MATERIALS PROVIDED Start Marker

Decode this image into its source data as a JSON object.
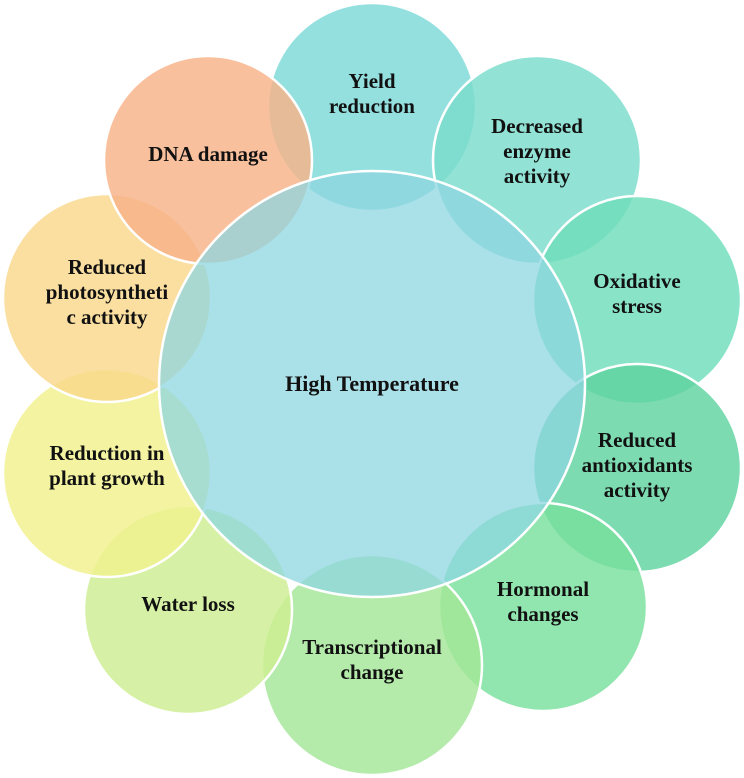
{
  "diagram": {
    "center": {
      "label": "High Temperature",
      "color": "#8ED6E0"
    },
    "effects": [
      {
        "lines": [
          "Yield",
          "reduction"
        ],
        "color": "#7DD9D8"
      },
      {
        "lines": [
          "Decreased",
          "enzyme",
          "activity"
        ],
        "color": "#7ADCCC"
      },
      {
        "lines": [
          "Oxidative",
          "stress"
        ],
        "color": "#6FDDB9"
      },
      {
        "lines": [
          "Reduced",
          "antioxidants",
          "activity"
        ],
        "color": "#5FD3A0"
      },
      {
        "lines": [
          "Hormonal",
          "changes"
        ],
        "color": "#79DF9C"
      },
      {
        "lines": [
          "Transcriptional",
          "change"
        ],
        "color": "#A4E798"
      },
      {
        "lines": [
          "Water loss"
        ],
        "color": "#CDEE91"
      },
      {
        "lines": [
          "Reduction in",
          "plant growth"
        ],
        "color": "#F0F08C"
      },
      {
        "lines": [
          "Reduced",
          "photosyntheti",
          "c activity"
        ],
        "color": "#F9D88B"
      },
      {
        "lines": [
          "DNA damage"
        ],
        "color": "#F8B287"
      }
    ]
  }
}
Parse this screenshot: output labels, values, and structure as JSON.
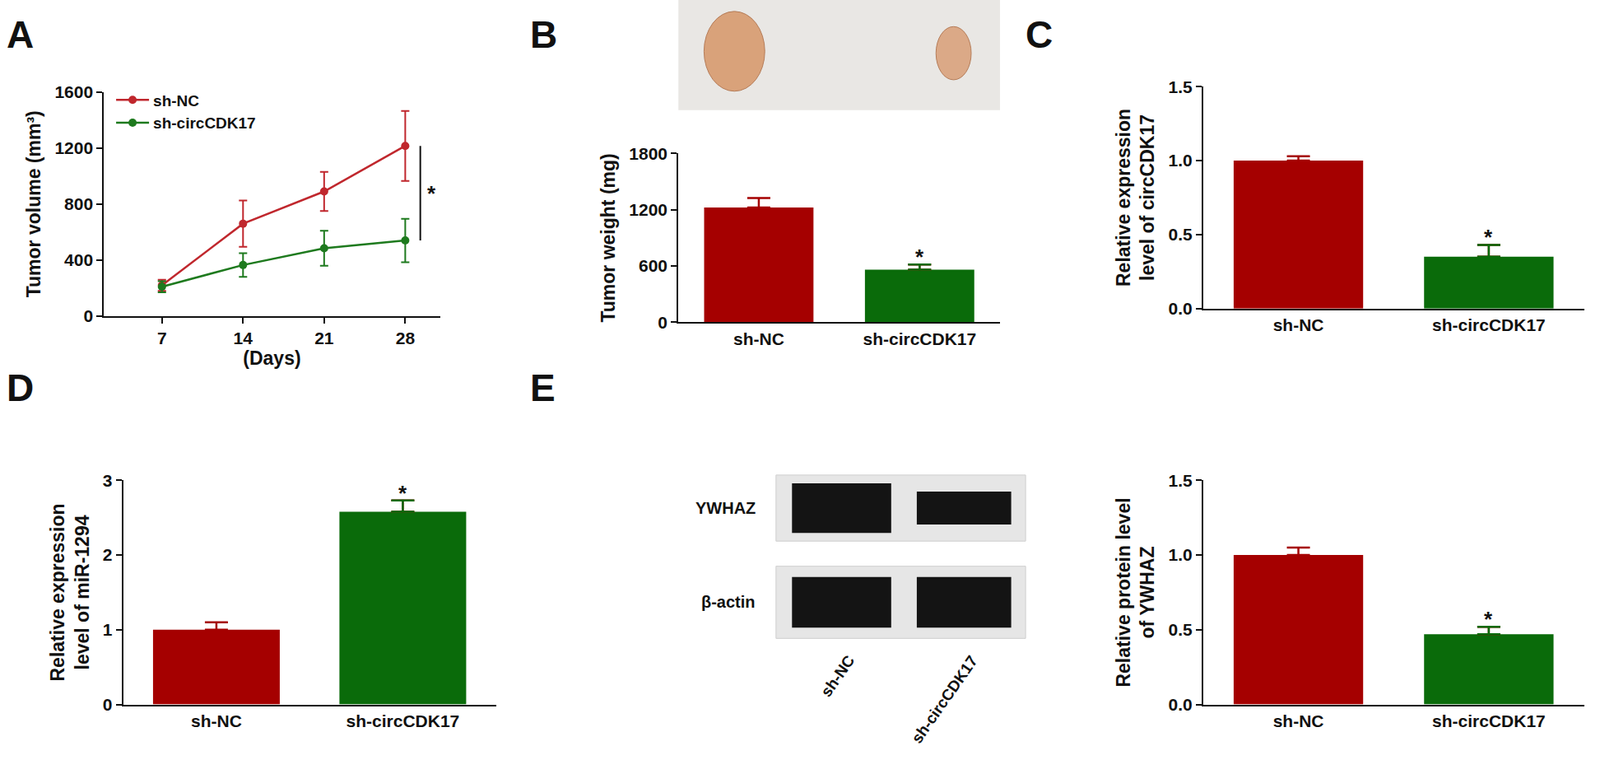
{
  "chart_data": [
    {
      "panel": "A",
      "type": "line",
      "xlabel": "(Days)",
      "ylabel": "Tumor volume (mm³)",
      "x": [
        7,
        14,
        21,
        28
      ],
      "xlim": [
        2,
        31
      ],
      "xticks": [
        7,
        14,
        21,
        28
      ],
      "ylim": [
        0,
        1600
      ],
      "yticks": [
        0,
        400,
        800,
        1200,
        1600
      ],
      "legend": "top left",
      "marker": "circle",
      "series": [
        {
          "name": "sh-NC",
          "color": "#c0272d",
          "values": [
            220,
            660,
            890,
            1215
          ],
          "errors": [
            40,
            165,
            140,
            250
          ]
        },
        {
          "name": "sh-circCDK17",
          "color": "#1e7a1e",
          "values": [
            210,
            365,
            485,
            540
          ],
          "errors": [
            40,
            85,
            125,
            155
          ]
        }
      ],
      "annotations": [
        {
          "text": "*"
        }
      ]
    },
    {
      "panel": "B",
      "type": "bar",
      "ylabel": [
        "Tumor weight (mg)"
      ],
      "categories": [
        "sh-NC",
        "sh-circCDK17"
      ],
      "values": [
        1225,
        560
      ],
      "errors": [
        100,
        55
      ],
      "colors": [
        "#a50000",
        "#0a6b0a"
      ],
      "ylim": [
        0,
        1800
      ],
      "yticks": [
        0,
        600,
        1200,
        1800
      ],
      "annotations": [
        {
          "text": "*",
          "category": "sh-circCDK17"
        }
      ]
    },
    {
      "panel": "C",
      "type": "bar",
      "ylabel": [
        "Relative expression",
        "level of circCDK17"
      ],
      "categories": [
        "sh-NC",
        "sh-circCDK17"
      ],
      "values": [
        1.0,
        0.35
      ],
      "errors": [
        0.03,
        0.08
      ],
      "colors": [
        "#a50000",
        "#0a6b0a"
      ],
      "ylim": [
        0,
        1.5
      ],
      "yticks": [
        {
          "value": 0,
          "label": "0.0"
        },
        0.5,
        {
          "value": 1,
          "label": "1.0"
        },
        1.5
      ],
      "annotations": [
        {
          "text": "*",
          "category": "sh-circCDK17"
        }
      ]
    },
    {
      "panel": "D",
      "type": "bar",
      "ylabel": [
        "Relative expression",
        "level of miR-1294"
      ],
      "categories": [
        "sh-NC",
        "sh-circCDK17"
      ],
      "values": [
        1.0,
        2.58
      ],
      "errors": [
        0.1,
        0.15
      ],
      "colors": [
        "#a50000",
        "#0a6b0a"
      ],
      "ylim": [
        0,
        3
      ],
      "yticks": [
        0,
        1,
        2,
        3
      ],
      "annotations": [
        {
          "text": "*",
          "category": "sh-circCDK17"
        }
      ]
    },
    {
      "panel": "E",
      "type": "bar",
      "ylabel": [
        "Relative protein level",
        "of YWHAZ"
      ],
      "categories": [
        "sh-NC",
        "sh-circCDK17"
      ],
      "values": [
        1.0,
        0.47
      ],
      "errors": [
        0.05,
        0.05
      ],
      "colors": [
        "#a50000",
        "#0a6b0a"
      ],
      "ylim": [
        0,
        1.5
      ],
      "yticks": [
        {
          "value": 0,
          "label": "0.0"
        },
        0.5,
        {
          "value": 1,
          "label": "1.0"
        },
        1.5
      ],
      "annotations": [
        {
          "text": "*",
          "category": "sh-circCDK17"
        }
      ],
      "blot": {
        "rows": [
          "YWHAZ",
          "β-actin"
        ],
        "lanes": [
          "sh-NC",
          "sh-circCDK17"
        ]
      }
    }
  ]
}
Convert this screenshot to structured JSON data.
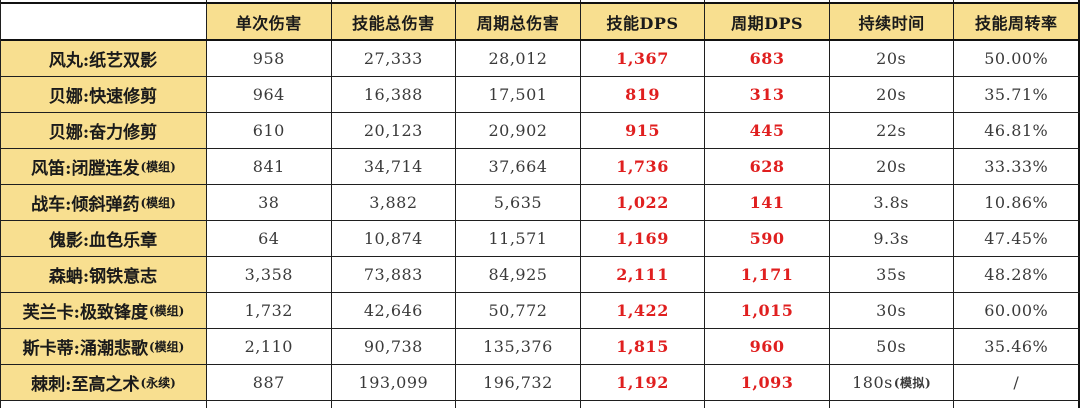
{
  "chart_data": {
    "type": "table",
    "corner_label": "",
    "columns": [
      "单次伤害",
      "技能总伤害",
      "周期总伤害",
      "技能DPS",
      "周期DPS",
      "持续时间",
      "技能周转率"
    ],
    "rows": [
      {
        "name": "风丸:纸艺双影",
        "suffix": "",
        "single": "958",
        "skill_total": "27,333",
        "cycle_total": "28,012",
        "skill_dps": "1,367",
        "cycle_dps": "683",
        "duration": "20s",
        "duration_suffix": "",
        "uptime": "50.00%"
      },
      {
        "name": "贝娜:快速修剪",
        "suffix": "",
        "single": "964",
        "skill_total": "16,388",
        "cycle_total": "17,501",
        "skill_dps": "819",
        "cycle_dps": "313",
        "duration": "20s",
        "duration_suffix": "",
        "uptime": "35.71%"
      },
      {
        "name": "贝娜:奋力修剪",
        "suffix": "",
        "single": "610",
        "skill_total": "20,123",
        "cycle_total": "20,902",
        "skill_dps": "915",
        "cycle_dps": "445",
        "duration": "22s",
        "duration_suffix": "",
        "uptime": "46.81%"
      },
      {
        "name": "风笛:闭膛连发",
        "suffix": "(模组)",
        "single": "841",
        "skill_total": "34,714",
        "cycle_total": "37,664",
        "skill_dps": "1,736",
        "cycle_dps": "628",
        "duration": "20s",
        "duration_suffix": "",
        "uptime": "33.33%"
      },
      {
        "name": "战车:倾斜弹药",
        "suffix": "(模组)",
        "single": "38",
        "skill_total": "3,882",
        "cycle_total": "5,635",
        "skill_dps": "1,022",
        "cycle_dps": "141",
        "duration": "3.8s",
        "duration_suffix": "",
        "uptime": "10.86%"
      },
      {
        "name": "傀影:血色乐章",
        "suffix": "",
        "single": "64",
        "skill_total": "10,874",
        "cycle_total": "11,571",
        "skill_dps": "1,169",
        "cycle_dps": "590",
        "duration": "9.3s",
        "duration_suffix": "",
        "uptime": "47.45%"
      },
      {
        "name": "森蚺:钢铁意志",
        "suffix": "",
        "single": "3,358",
        "skill_total": "73,883",
        "cycle_total": "84,925",
        "skill_dps": "2,111",
        "cycle_dps": "1,171",
        "duration": "35s",
        "duration_suffix": "",
        "uptime": "48.28%"
      },
      {
        "name": "芙兰卡:极致锋度",
        "suffix": "(模组)",
        "single": "1,732",
        "skill_total": "42,646",
        "cycle_total": "50,772",
        "skill_dps": "1,422",
        "cycle_dps": "1,015",
        "duration": "30s",
        "duration_suffix": "",
        "uptime": "60.00%"
      },
      {
        "name": "斯卡蒂:涌潮悲歌",
        "suffix": "(模组)",
        "single": "2,110",
        "skill_total": "90,738",
        "cycle_total": "135,376",
        "skill_dps": "1,815",
        "cycle_dps": "960",
        "duration": "50s",
        "duration_suffix": "",
        "uptime": "35.46%"
      },
      {
        "name": "棘刺:至高之术",
        "suffix": "(永续)",
        "single": "887",
        "skill_total": "193,099",
        "cycle_total": "196,732",
        "skill_dps": "1,192",
        "cycle_dps": "1,093",
        "duration": "180s",
        "duration_suffix": "(模拟)",
        "uptime": "/"
      }
    ],
    "colors": {
      "header_bg": "#F8DF90",
      "dps_red": "#E01F1F",
      "text": "#3A3A3A",
      "border": "#1F1F1F"
    },
    "layout": {
      "red_columns": [
        "技能DPS",
        "周期DPS"
      ],
      "first_column": "operator:skill row labels",
      "grid": "all cells bordered, header and label column shaded",
      "cropped_edges": "thin slivers of adjacent spreadsheet rows visible at top and bottom"
    }
  }
}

MATERIALS PROVIDED End Marker

### REQUIRED ACTION:
Find the word "labels" in the entries. Copy each line that holds it.

### THE COMPLETED TASK:
Parse this screenshot: output labels, values, and structure as JSON.
      "first_column": "operator:skill row labels",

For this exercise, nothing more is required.